◆ **EXERCISE REQUIREMENTS**
An exact copy of all the data is required, with pictures left out.

◆ **Stored entries**
•••

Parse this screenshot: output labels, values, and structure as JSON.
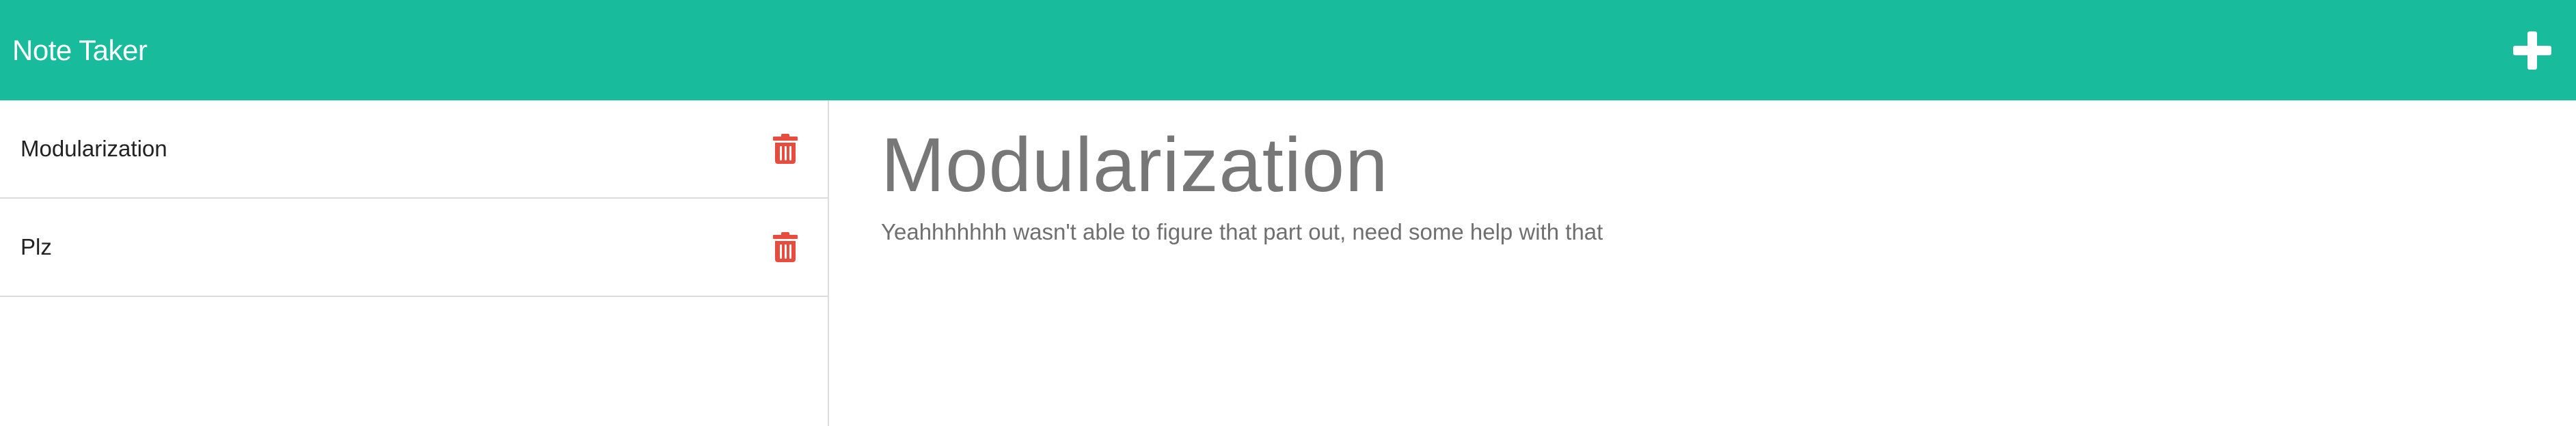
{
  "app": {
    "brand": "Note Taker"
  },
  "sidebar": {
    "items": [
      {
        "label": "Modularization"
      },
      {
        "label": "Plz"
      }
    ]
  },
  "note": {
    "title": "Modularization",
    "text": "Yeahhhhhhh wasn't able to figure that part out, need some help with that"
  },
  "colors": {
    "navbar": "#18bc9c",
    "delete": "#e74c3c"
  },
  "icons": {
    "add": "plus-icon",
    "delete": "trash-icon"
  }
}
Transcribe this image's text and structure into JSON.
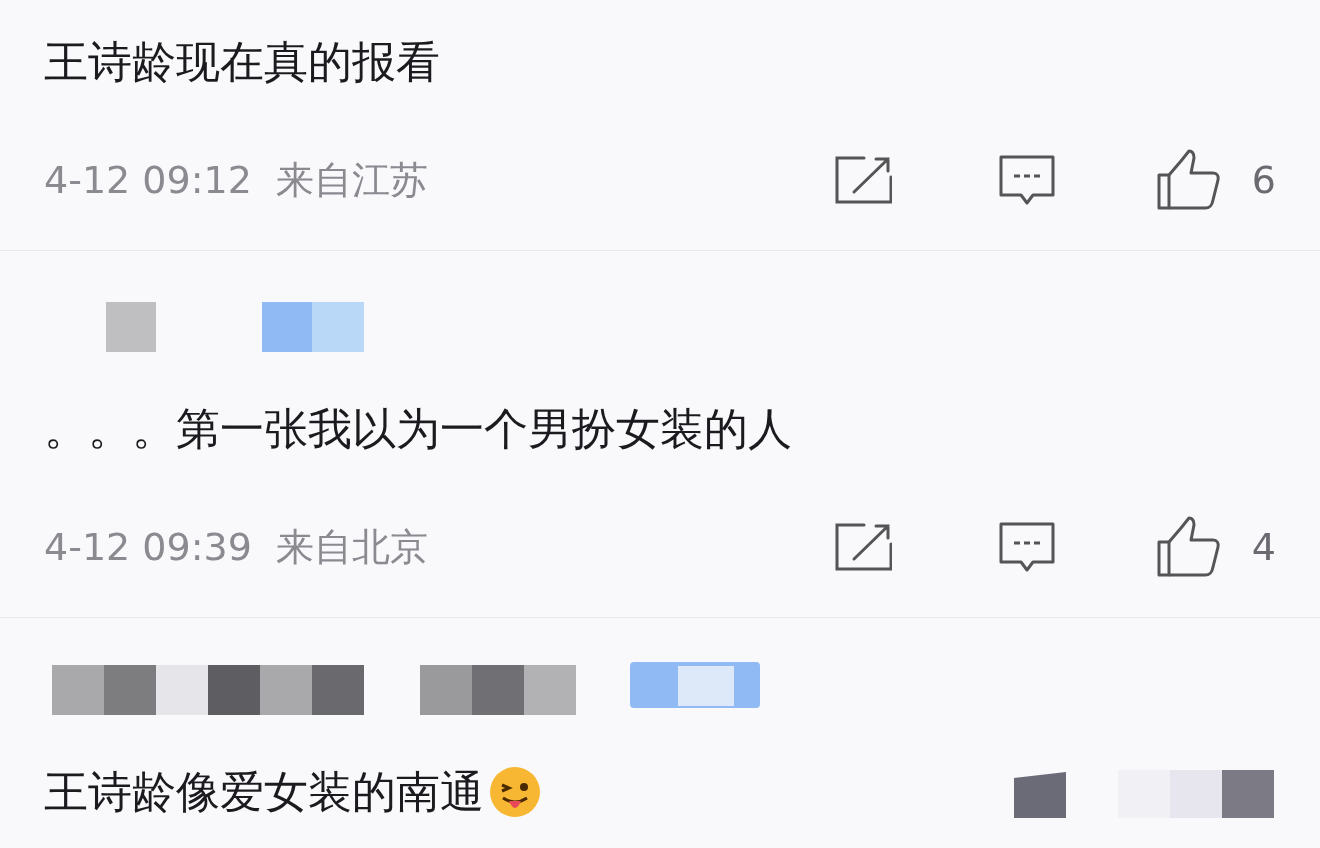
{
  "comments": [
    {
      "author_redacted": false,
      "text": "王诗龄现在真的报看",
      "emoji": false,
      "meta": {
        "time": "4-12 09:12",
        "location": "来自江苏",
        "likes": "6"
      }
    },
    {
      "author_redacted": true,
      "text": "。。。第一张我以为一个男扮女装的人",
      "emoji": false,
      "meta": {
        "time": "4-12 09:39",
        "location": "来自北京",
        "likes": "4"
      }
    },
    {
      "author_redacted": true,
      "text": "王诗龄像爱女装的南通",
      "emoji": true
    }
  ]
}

•••

◆ **WRITTEN ANSWER**
Parse this screenshot: output labels, values, and structure as JSON.
{
  "app": {
    "brand": "Note Taker"
  },
  "sidebar": {
    "items": [
      {
        "label": "Modularization"
      },
      {
        "label": "Plz"
      }
    ]
  },
  "note": {
    "title": "Modularization",
    "text": "Yeahhhhhhh wasn't able to figure that part out, need some help with that"
  },
  "colors": {
    "navbar": "#18bc9c",
    "delete": "#e74c3c"
  },
  "icons": {
    "add": "plus-icon",
    "delete": "trash-icon"
  }
}
Transcribe this image's text and structure into JSON.
{
  "comments": [
    {
      "author_redacted": false,
      "text": "王诗龄现在真的报看",
      "emoji": false,
      "meta": {
        "time": "4-12 09:12",
        "location": "来自江苏",
        "likes": "6"
      }
    },
    {
      "author_redacted": true,
      "text": "。。。第一张我以为一个男扮女装的人",
      "emoji": false,
      "meta": {
        "time": "4-12 09:39",
        "location": "来自北京",
        "likes": "4"
      }
    },
    {
      "author_redacted": true,
      "text": "王诗龄像爱女装的南通",
      "emoji": true
    }
  ]
}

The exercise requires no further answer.